[BEGIN]

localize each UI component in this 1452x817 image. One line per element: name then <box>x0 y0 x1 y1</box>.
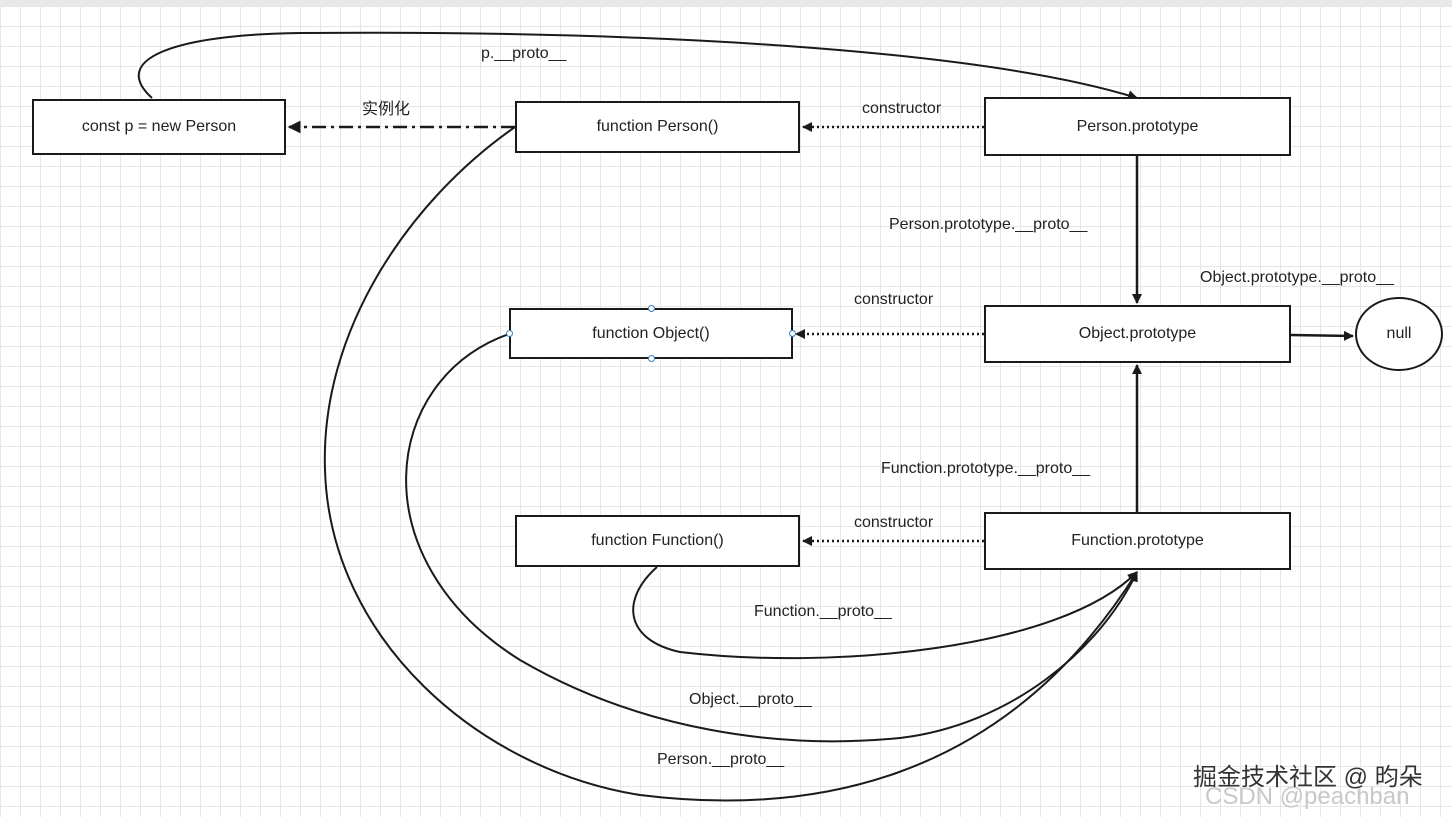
node-function-function[interactable]: function Function() <box>515 515 800 567</box>
selection-handle-left[interactable] <box>506 330 513 337</box>
node-person-function-label: function Person() <box>596 118 719 135</box>
watermark-csdn: CSDN @peachban <box>1205 783 1410 810</box>
node-person-function[interactable]: function Person() <box>515 101 800 153</box>
edge-object-proto-proto <box>1290 330 1354 341</box>
label-person-proto-proto: Person.prototype.__proto__ <box>889 216 1088 233</box>
watermark-juejin: 掘金技术社区 @ 昀朵 <box>1193 764 1423 791</box>
label-object-proto-proto: Object.prototype.__proto__ <box>1200 269 1394 286</box>
label-function-constructor: constructor <box>854 514 934 531</box>
node-function-function-label: function Function() <box>591 532 724 549</box>
edge-object-dunder-proto <box>405 333 1138 743</box>
selection-handle-bottom[interactable] <box>648 355 655 362</box>
node-object-function[interactable]: function Object() <box>509 308 793 359</box>
label-function-proto-proto: Function.prototype.__proto__ <box>881 460 1091 477</box>
node-person-prototype-label: Person.prototype <box>1076 117 1199 135</box>
edge-p-proto <box>137 31 1138 101</box>
node-instance[interactable]: const p = new Person <box>32 99 286 155</box>
label-object-constructor: constructor <box>854 291 934 308</box>
node-object-prototype[interactable]: Object.prototype <box>984 305 1291 363</box>
selection-handle-top[interactable] <box>648 305 655 312</box>
label-instantiate: 实例化 <box>362 101 411 118</box>
node-instance-label: const p = new Person <box>81 118 237 135</box>
label-person-constructor: constructor <box>862 100 942 117</box>
label-function-dunder-proto: Function.__proto__ <box>754 603 892 620</box>
node-function-prototype-label: Function.prototype <box>1071 532 1204 549</box>
node-function-prototype[interactable]: Function.prototype <box>984 512 1291 570</box>
selection-handle-right[interactable] <box>789 330 796 337</box>
label-person-dunder-proto: Person.__proto__ <box>657 751 785 768</box>
edge-person-dunder-proto <box>323 126 1138 802</box>
label-object-dunder-proto: Object.__proto__ <box>689 691 812 708</box>
top-border-strip <box>0 0 1452 6</box>
node-null[interactable]: null <box>1355 297 1443 371</box>
node-object-function-label: function Object() <box>592 324 710 342</box>
node-object-prototype-label: Object.prototype <box>1078 325 1197 342</box>
node-person-prototype[interactable]: Person.prototype <box>984 97 1291 156</box>
node-null-label: null <box>1386 325 1412 342</box>
edge-function-dunder-proto <box>632 566 1138 660</box>
label-p-proto: p.__proto__ <box>481 45 567 62</box>
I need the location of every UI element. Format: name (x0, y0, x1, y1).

[END]

→ Requirements
Write out all of the lines above again word for word, leaving out the picture.

→ Written answer
localize each UI component in this 1452x817 image. One line per element: name then <box>x0 y0 x1 y1</box>.
node-function-function[interactable]: function Function() <box>515 515 800 567</box>
selection-handle-left[interactable] <box>506 330 513 337</box>
node-person-function-label: function Person() <box>596 118 719 135</box>
watermark-csdn: CSDN @peachban <box>1205 783 1410 810</box>
node-person-function[interactable]: function Person() <box>515 101 800 153</box>
edge-object-proto-proto <box>1290 330 1354 341</box>
label-person-proto-proto: Person.prototype.__proto__ <box>889 216 1088 233</box>
watermark-juejin: 掘金技术社区 @ 昀朵 <box>1193 764 1423 791</box>
label-object-proto-proto: Object.prototype.__proto__ <box>1200 269 1394 286</box>
label-function-constructor: constructor <box>854 514 934 531</box>
node-function-function-label: function Function() <box>591 532 724 549</box>
edge-object-dunder-proto <box>405 333 1138 743</box>
selection-handle-bottom[interactable] <box>648 355 655 362</box>
node-object-function[interactable]: function Object() <box>509 308 793 359</box>
label-function-proto-proto: Function.prototype.__proto__ <box>881 460 1091 477</box>
node-person-prototype-label: Person.prototype <box>1076 117 1199 135</box>
edge-p-proto <box>137 31 1138 101</box>
node-instance[interactable]: const p = new Person <box>32 99 286 155</box>
label-object-constructor: constructor <box>854 291 934 308</box>
node-object-prototype[interactable]: Object.prototype <box>984 305 1291 363</box>
selection-handle-top[interactable] <box>648 305 655 312</box>
label-instantiate: 实例化 <box>362 101 411 118</box>
node-instance-label: const p = new Person <box>81 118 237 135</box>
label-person-constructor: constructor <box>862 100 942 117</box>
label-function-dunder-proto: Function.__proto__ <box>754 603 892 620</box>
node-function-prototype-label: Function.prototype <box>1071 532 1204 549</box>
node-function-prototype[interactable]: Function.prototype <box>984 512 1291 570</box>
selection-handle-right[interactable] <box>789 330 796 337</box>
label-person-dunder-proto: Person.__proto__ <box>657 751 785 768</box>
edge-person-dunder-proto <box>323 126 1138 802</box>
label-object-dunder-proto: Object.__proto__ <box>689 691 812 708</box>
top-border-strip <box>0 0 1452 6</box>
node-null[interactable]: null <box>1355 297 1443 371</box>
node-object-function-label: function Object() <box>592 324 710 342</box>
node-object-prototype-label: Object.prototype <box>1078 325 1197 342</box>
node-person-prototype[interactable]: Person.prototype <box>984 97 1291 156</box>
node-null-label: null <box>1386 325 1412 342</box>
edge-function-dunder-proto <box>632 566 1138 660</box>
label-p-proto: p.__proto__ <box>481 45 567 62</box>
I need the location of every UI element. Format: name (x0, y0, x1, y1).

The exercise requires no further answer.